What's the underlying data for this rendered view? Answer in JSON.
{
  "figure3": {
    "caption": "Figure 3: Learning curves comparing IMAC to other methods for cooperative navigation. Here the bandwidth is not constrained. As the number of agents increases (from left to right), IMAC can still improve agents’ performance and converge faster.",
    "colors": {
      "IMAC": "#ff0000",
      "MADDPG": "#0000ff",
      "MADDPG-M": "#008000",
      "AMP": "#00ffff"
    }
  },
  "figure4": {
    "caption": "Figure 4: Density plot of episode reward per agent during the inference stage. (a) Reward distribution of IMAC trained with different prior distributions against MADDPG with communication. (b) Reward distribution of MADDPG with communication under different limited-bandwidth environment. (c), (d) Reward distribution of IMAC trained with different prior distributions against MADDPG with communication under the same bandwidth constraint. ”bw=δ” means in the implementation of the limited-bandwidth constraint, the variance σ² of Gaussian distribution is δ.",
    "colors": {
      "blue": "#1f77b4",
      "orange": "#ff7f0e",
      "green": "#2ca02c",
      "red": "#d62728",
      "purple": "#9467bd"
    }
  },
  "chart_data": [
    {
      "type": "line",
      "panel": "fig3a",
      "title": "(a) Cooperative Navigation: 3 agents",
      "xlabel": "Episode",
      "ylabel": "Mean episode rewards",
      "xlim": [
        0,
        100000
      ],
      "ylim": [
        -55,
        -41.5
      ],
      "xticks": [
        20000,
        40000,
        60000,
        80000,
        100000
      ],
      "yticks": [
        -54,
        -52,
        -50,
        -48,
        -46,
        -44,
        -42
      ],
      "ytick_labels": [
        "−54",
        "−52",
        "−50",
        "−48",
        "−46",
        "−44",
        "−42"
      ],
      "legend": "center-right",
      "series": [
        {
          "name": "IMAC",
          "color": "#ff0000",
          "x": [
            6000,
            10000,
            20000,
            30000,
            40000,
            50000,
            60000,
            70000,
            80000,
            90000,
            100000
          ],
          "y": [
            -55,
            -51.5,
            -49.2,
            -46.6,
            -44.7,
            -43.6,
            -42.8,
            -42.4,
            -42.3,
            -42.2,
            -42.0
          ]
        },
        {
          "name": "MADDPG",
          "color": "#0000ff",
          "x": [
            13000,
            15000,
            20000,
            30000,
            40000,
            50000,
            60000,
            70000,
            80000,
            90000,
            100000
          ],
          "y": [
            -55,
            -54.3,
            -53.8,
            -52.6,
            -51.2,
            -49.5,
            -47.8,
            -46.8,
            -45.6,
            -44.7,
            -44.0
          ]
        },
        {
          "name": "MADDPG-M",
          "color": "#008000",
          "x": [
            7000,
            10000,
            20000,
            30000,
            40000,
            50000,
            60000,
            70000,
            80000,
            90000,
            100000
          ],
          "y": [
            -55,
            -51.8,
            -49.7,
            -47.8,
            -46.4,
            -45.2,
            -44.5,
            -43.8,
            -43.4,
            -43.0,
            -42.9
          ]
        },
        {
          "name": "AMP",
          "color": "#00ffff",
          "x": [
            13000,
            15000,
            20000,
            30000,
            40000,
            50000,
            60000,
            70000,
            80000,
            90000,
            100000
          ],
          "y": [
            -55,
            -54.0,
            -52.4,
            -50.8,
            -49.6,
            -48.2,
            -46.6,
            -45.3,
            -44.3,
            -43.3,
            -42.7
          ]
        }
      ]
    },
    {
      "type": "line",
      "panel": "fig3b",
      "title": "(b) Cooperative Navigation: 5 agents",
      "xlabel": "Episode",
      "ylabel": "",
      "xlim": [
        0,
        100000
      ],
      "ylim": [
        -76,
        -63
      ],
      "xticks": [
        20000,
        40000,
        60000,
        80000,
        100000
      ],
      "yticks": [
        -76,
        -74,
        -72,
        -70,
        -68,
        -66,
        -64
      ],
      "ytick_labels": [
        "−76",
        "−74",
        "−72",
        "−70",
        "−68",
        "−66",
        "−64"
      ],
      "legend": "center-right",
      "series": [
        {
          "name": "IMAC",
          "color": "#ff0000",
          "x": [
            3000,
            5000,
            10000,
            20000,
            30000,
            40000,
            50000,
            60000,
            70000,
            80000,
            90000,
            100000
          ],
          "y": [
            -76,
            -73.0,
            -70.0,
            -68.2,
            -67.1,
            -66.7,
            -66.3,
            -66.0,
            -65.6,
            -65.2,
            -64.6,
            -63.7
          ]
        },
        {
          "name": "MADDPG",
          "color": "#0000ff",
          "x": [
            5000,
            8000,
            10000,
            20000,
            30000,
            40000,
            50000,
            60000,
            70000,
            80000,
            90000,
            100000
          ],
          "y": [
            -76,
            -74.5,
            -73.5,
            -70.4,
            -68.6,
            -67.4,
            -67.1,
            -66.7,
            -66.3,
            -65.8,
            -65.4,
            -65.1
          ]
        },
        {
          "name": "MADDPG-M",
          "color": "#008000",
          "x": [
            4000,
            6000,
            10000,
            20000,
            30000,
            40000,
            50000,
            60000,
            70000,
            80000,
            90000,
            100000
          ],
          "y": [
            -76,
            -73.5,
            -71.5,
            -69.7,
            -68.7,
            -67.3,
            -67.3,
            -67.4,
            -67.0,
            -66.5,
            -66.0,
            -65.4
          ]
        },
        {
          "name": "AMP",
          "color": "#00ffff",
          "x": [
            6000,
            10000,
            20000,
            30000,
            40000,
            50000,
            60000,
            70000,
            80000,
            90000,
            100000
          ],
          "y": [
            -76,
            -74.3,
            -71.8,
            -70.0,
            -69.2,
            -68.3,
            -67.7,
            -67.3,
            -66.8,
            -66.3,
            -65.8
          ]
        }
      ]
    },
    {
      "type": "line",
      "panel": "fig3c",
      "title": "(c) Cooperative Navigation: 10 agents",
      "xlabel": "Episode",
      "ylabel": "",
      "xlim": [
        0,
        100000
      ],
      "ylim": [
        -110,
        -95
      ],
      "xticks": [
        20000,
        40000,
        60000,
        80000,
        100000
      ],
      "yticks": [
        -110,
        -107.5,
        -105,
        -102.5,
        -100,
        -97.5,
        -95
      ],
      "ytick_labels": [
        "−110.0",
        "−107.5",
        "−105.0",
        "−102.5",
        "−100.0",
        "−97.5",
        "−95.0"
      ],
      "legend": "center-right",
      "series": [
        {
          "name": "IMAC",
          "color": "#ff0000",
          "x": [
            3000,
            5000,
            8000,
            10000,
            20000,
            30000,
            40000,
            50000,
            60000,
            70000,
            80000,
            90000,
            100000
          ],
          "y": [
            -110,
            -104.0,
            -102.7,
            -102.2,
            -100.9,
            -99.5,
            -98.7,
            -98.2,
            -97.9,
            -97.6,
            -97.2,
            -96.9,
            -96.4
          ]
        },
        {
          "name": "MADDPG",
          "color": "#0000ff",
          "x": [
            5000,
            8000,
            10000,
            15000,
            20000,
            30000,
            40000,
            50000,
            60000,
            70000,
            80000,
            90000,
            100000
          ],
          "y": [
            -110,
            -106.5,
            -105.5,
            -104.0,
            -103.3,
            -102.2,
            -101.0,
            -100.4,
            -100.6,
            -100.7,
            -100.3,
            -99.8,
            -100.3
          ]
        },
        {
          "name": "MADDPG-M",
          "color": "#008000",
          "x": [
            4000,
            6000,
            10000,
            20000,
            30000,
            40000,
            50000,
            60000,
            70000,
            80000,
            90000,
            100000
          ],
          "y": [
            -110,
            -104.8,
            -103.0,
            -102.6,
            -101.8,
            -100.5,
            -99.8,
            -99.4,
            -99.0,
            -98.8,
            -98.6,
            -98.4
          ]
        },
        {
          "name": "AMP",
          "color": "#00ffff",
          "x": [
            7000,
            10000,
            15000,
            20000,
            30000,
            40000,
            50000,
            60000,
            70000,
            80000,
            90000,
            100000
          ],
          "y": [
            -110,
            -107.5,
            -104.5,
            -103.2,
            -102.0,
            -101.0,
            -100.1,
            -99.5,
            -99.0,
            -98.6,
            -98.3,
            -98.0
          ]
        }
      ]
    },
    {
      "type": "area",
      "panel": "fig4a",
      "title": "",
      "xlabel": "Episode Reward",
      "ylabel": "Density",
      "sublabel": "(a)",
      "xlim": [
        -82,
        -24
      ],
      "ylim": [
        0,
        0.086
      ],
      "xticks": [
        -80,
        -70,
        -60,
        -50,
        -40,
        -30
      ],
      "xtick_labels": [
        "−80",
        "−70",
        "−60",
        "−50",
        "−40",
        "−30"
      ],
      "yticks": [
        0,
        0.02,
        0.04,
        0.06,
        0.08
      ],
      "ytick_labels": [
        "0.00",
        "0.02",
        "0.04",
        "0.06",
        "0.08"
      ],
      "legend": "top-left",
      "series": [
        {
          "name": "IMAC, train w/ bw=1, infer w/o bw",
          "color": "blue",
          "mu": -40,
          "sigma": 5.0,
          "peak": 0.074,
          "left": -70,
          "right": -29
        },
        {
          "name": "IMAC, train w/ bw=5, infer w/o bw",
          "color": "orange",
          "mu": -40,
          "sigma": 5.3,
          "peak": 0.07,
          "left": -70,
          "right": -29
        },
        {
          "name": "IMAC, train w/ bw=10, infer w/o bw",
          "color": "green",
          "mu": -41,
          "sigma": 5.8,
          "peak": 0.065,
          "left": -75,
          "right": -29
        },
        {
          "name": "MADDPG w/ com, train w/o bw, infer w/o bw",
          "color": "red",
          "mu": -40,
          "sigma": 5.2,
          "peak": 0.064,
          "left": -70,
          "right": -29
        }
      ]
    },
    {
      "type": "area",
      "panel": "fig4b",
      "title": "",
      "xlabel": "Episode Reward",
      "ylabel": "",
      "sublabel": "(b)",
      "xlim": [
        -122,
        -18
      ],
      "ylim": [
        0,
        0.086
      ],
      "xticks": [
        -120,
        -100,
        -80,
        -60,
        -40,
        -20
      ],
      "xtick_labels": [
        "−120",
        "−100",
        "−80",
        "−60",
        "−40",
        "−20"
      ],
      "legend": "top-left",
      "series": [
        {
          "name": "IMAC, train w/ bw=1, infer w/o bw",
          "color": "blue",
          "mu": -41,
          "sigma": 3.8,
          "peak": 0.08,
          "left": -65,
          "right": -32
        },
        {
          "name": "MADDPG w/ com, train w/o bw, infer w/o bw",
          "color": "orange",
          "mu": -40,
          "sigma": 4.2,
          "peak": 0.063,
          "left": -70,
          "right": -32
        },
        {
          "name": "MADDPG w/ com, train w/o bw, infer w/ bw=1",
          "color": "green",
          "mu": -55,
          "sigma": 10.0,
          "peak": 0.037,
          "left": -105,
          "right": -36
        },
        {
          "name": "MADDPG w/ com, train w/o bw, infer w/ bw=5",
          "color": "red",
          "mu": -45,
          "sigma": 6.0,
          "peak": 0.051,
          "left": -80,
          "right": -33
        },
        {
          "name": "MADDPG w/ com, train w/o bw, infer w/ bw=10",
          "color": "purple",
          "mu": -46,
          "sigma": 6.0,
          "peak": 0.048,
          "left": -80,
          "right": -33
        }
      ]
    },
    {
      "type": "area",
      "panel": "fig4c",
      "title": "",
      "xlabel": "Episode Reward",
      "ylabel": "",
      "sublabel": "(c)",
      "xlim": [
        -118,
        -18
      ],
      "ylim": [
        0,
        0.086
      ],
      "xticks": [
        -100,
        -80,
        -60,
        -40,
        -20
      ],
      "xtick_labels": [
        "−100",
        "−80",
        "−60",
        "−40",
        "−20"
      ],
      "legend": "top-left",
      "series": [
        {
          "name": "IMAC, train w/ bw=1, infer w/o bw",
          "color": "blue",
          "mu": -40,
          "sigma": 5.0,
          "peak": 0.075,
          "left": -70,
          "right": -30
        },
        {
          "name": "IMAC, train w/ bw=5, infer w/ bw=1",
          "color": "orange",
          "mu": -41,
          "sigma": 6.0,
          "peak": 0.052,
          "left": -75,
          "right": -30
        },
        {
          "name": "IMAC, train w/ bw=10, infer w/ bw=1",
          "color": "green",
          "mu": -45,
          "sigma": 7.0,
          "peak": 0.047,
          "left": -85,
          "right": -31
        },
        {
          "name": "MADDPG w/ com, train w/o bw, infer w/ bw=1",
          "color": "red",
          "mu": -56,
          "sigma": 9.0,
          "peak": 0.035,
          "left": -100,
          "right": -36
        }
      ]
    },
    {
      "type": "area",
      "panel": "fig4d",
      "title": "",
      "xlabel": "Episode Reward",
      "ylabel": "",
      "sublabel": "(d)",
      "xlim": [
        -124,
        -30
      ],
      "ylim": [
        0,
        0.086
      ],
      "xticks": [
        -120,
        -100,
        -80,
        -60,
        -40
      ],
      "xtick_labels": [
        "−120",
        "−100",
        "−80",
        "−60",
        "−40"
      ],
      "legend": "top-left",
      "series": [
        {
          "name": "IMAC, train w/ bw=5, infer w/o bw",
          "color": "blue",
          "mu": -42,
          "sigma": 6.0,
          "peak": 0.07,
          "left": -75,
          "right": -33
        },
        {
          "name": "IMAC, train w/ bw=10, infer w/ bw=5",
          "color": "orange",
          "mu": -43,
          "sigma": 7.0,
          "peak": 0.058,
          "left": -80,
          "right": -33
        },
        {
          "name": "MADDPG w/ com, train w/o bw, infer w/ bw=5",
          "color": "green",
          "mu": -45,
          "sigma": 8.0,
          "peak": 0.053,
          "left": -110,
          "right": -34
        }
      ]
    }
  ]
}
•••
■ **INSTRUCTIONS FOR THE TASK**:
Find each line in the records holding the string "panel" and show it.

■ **RESULT FOR THIS TASK**:
      "panel": "fig3a",
      "panel": "fig3b",
      "panel": "fig3c",
      "panel": "fig4a",
      "panel": "fig4b",
      "panel": "fig4c",
      "panel": "fig4d",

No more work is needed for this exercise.